(Records about charts and figures)

########

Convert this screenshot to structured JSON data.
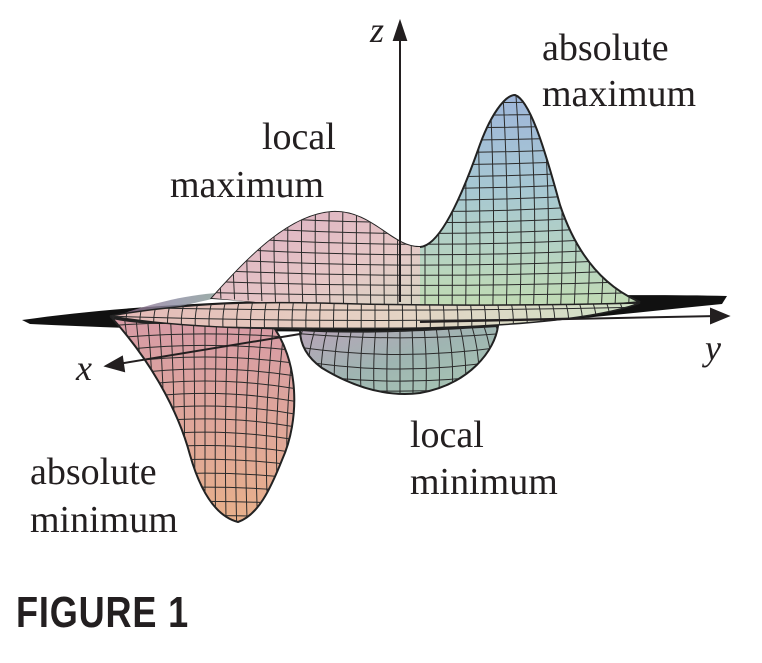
{
  "axes": {
    "x": "x",
    "y": "y",
    "z": "z"
  },
  "labels": {
    "absolute_maximum": [
      "absolute",
      "maximum"
    ],
    "local_maximum": [
      "local",
      "maximum"
    ],
    "local_minimum": [
      "local",
      "minimum"
    ],
    "absolute_minimum": [
      "absolute",
      "minimum"
    ]
  },
  "caption": "FIGURE 1",
  "colors": {
    "ink": "#231f20",
    "mesh": "#2a2a2a"
  }
}
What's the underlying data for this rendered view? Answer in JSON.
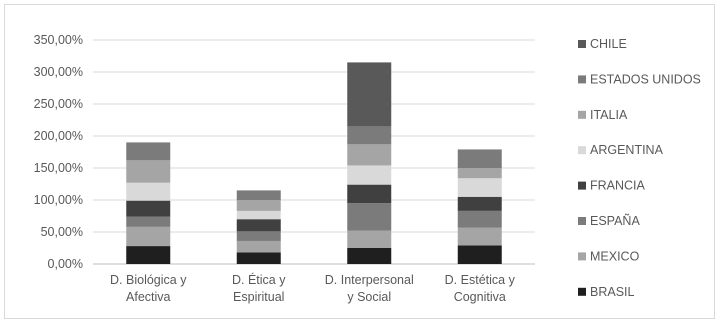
{
  "chart_data": {
    "type": "bar",
    "stacked": true,
    "categories": [
      [
        "D. Biológica y",
        "Afectiva"
      ],
      [
        "D. Ética y",
        "Espiritual"
      ],
      [
        "D. Interpersonal",
        "y Social"
      ],
      [
        "D. Estética y",
        "Cognitiva"
      ]
    ],
    "y_ticks": [
      "0,00%",
      "50,00%",
      "100,00%",
      "150,00%",
      "200,00%",
      "250,00%",
      "300,00%",
      "350,00%"
    ],
    "ylim": [
      0,
      350
    ],
    "grid": true,
    "legend_position": "right",
    "series": [
      {
        "name": "BRASIL",
        "color": "#1f1f1f",
        "values": [
          28,
          18,
          25,
          29
        ]
      },
      {
        "name": "MEXICO",
        "color": "#a5a5a5",
        "values": [
          30,
          18,
          27,
          28
        ]
      },
      {
        "name": "ESPAÑA",
        "color": "#7b7b7b",
        "values": [
          16,
          15,
          43,
          26
        ]
      },
      {
        "name": "FRANCIA",
        "color": "#404040",
        "values": [
          25,
          19,
          29,
          22
        ]
      },
      {
        "name": "ARGENTINA",
        "color": "#d9d9d9",
        "values": [
          28,
          13,
          30,
          29
        ]
      },
      {
        "name": "ITALIA",
        "color": "#a5a5a5",
        "values": [
          35,
          17,
          33,
          16
        ]
      },
      {
        "name": "ESTADOS UNIDOS",
        "color": "#7b7b7b",
        "values": [
          28,
          15,
          28,
          29
        ]
      },
      {
        "name": "CHILE",
        "color": "#595959",
        "values": [
          0,
          0,
          100,
          0
        ]
      }
    ]
  }
}
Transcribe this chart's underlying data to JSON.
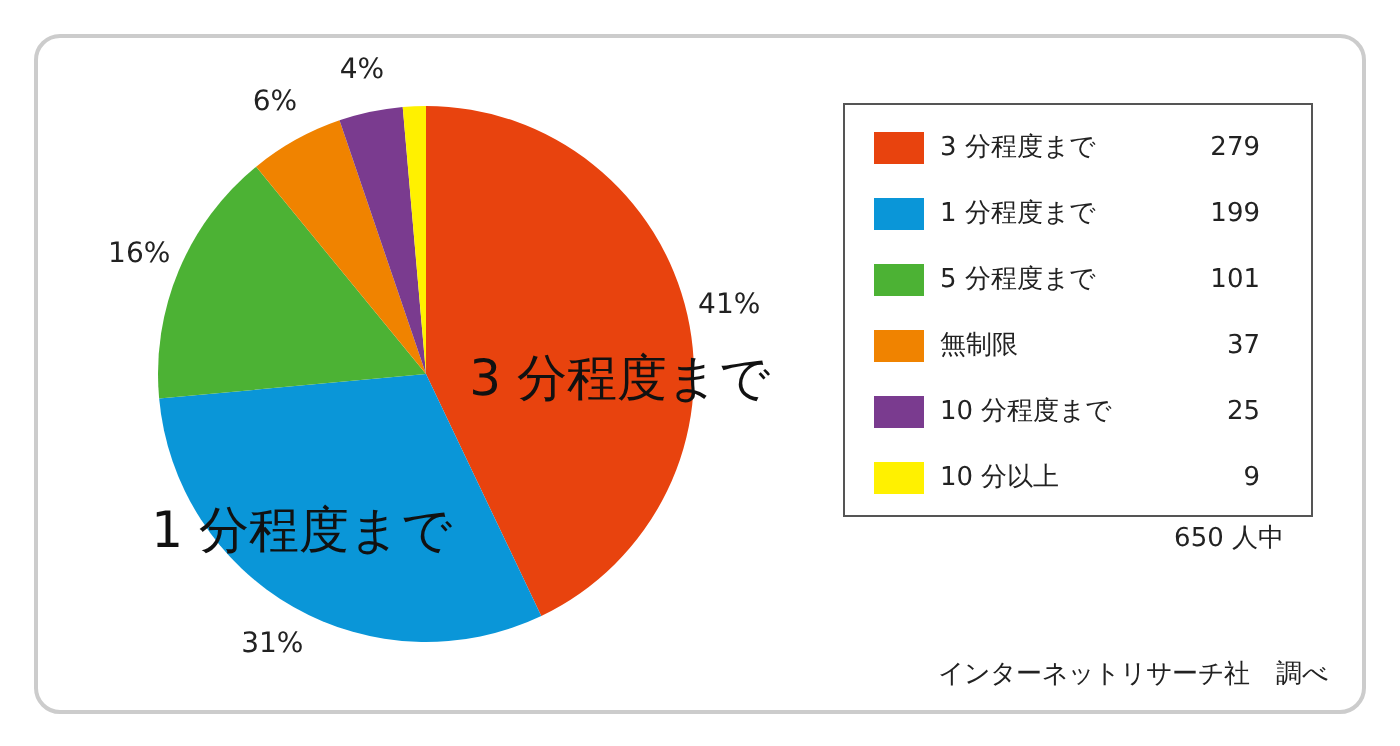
{
  "chart_data": {
    "type": "pie",
    "categories": [
      "3 分程度まで",
      "1 分程度まで",
      "5 分程度まで",
      "無制限",
      "10 分程度まで",
      "10 分以上"
    ],
    "values": [
      279,
      199,
      101,
      37,
      25,
      9
    ],
    "colors": [
      "#e8430e",
      "#0a96d8",
      "#4cb234",
      "#f08300",
      "#7a3b8f",
      "#fff100"
    ],
    "value_labels": [
      "279",
      "199",
      "101",
      "37",
      "25",
      "9"
    ],
    "legend": "right",
    "annotations": [
      "41%",
      "31%",
      "16%",
      "6%",
      "4%",
      "3 分程度まで",
      "1 分程度まで",
      "650 人中",
      "インターネットリサーチ社　調べ"
    ]
  }
}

########

TASK INSTRUCTIONS
Print every record above exactly as written, leaving out the pictures.

RESPONSE
Convert this screenshot to structured JSON data.
{
  "axes": {
    "x": "x",
    "y": "y",
    "z": "z"
  },
  "labels": {
    "absolute_maximum": [
      "absolute",
      "maximum"
    ],
    "local_maximum": [
      "local",
      "maximum"
    ],
    "local_minimum": [
      "local",
      "minimum"
    ],
    "absolute_minimum": [
      "absolute",
      "minimum"
    ]
  },
  "caption": "FIGURE 1",
  "colors": {
    "ink": "#231f20",
    "mesh": "#2a2a2a"
  }
}
What's the underlying data for this rendered view? Answer in JSON.
{
  "chart_data": {
    "type": "bar",
    "stacked": true,
    "categories": [
      [
        "D. Biológica y",
        "Afectiva"
      ],
      [
        "D. Ética y",
        "Espiritual"
      ],
      [
        "D. Interpersonal",
        "y Social"
      ],
      [
        "D. Estética y",
        "Cognitiva"
      ]
    ],
    "y_ticks": [
      "0,00%",
      "50,00%",
      "100,00%",
      "150,00%",
      "200,00%",
      "250,00%",
      "300,00%",
      "350,00%"
    ],
    "ylim": [
      0,
      350
    ],
    "grid": true,
    "legend_position": "right",
    "series": [
      {
        "name": "BRASIL",
        "color": "#1f1f1f",
        "values": [
          28,
          18,
          25,
          29
        ]
      },
      {
        "name": "MEXICO",
        "color": "#a5a5a5",
        "values": [
          30,
          18,
          27,
          28
        ]
      },
      {
        "name": "ESPAÑA",
        "color": "#7b7b7b",
        "values": [
          16,
          15,
          43,
          26
        ]
      },
      {
        "name": "FRANCIA",
        "color": "#404040",
        "values": [
          25,
          19,
          29,
          22
        ]
      },
      {
        "name": "ARGENTINA",
        "color": "#d9d9d9",
        "values": [
          28,
          13,
          30,
          29
        ]
      },
      {
        "name": "ITALIA",
        "color": "#a5a5a5",
        "values": [
          35,
          17,
          33,
          16
        ]
      },
      {
        "name": "ESTADOS UNIDOS",
        "color": "#7b7b7b",
        "values": [
          28,
          15,
          28,
          29
        ]
      },
      {
        "name": "CHILE",
        "color": "#595959",
        "values": [
          0,
          0,
          100,
          0
        ]
      }
    ]
  }
}
Transcribe this chart's underlying data to JSON.
{
  "chart_data": {
    "type": "pie",
    "categories": [
      "3 分程度まで",
      "1 分程度まで",
      "5 分程度まで",
      "無制限",
      "10 分程度まで",
      "10 分以上"
    ],
    "values": [
      279,
      199,
      101,
      37,
      25,
      9
    ],
    "colors": [
      "#e8430e",
      "#0a96d8",
      "#4cb234",
      "#f08300",
      "#7a3b8f",
      "#fff100"
    ],
    "value_labels": [
      "279",
      "199",
      "101",
      "37",
      "25",
      "9"
    ],
    "legend": "right",
    "annotations": [
      "41%",
      "31%",
      "16%",
      "6%",
      "4%",
      "3 分程度まで",
      "1 分程度まで",
      "650 人中",
      "インターネットリサーチ社　調べ"
    ]
  }
}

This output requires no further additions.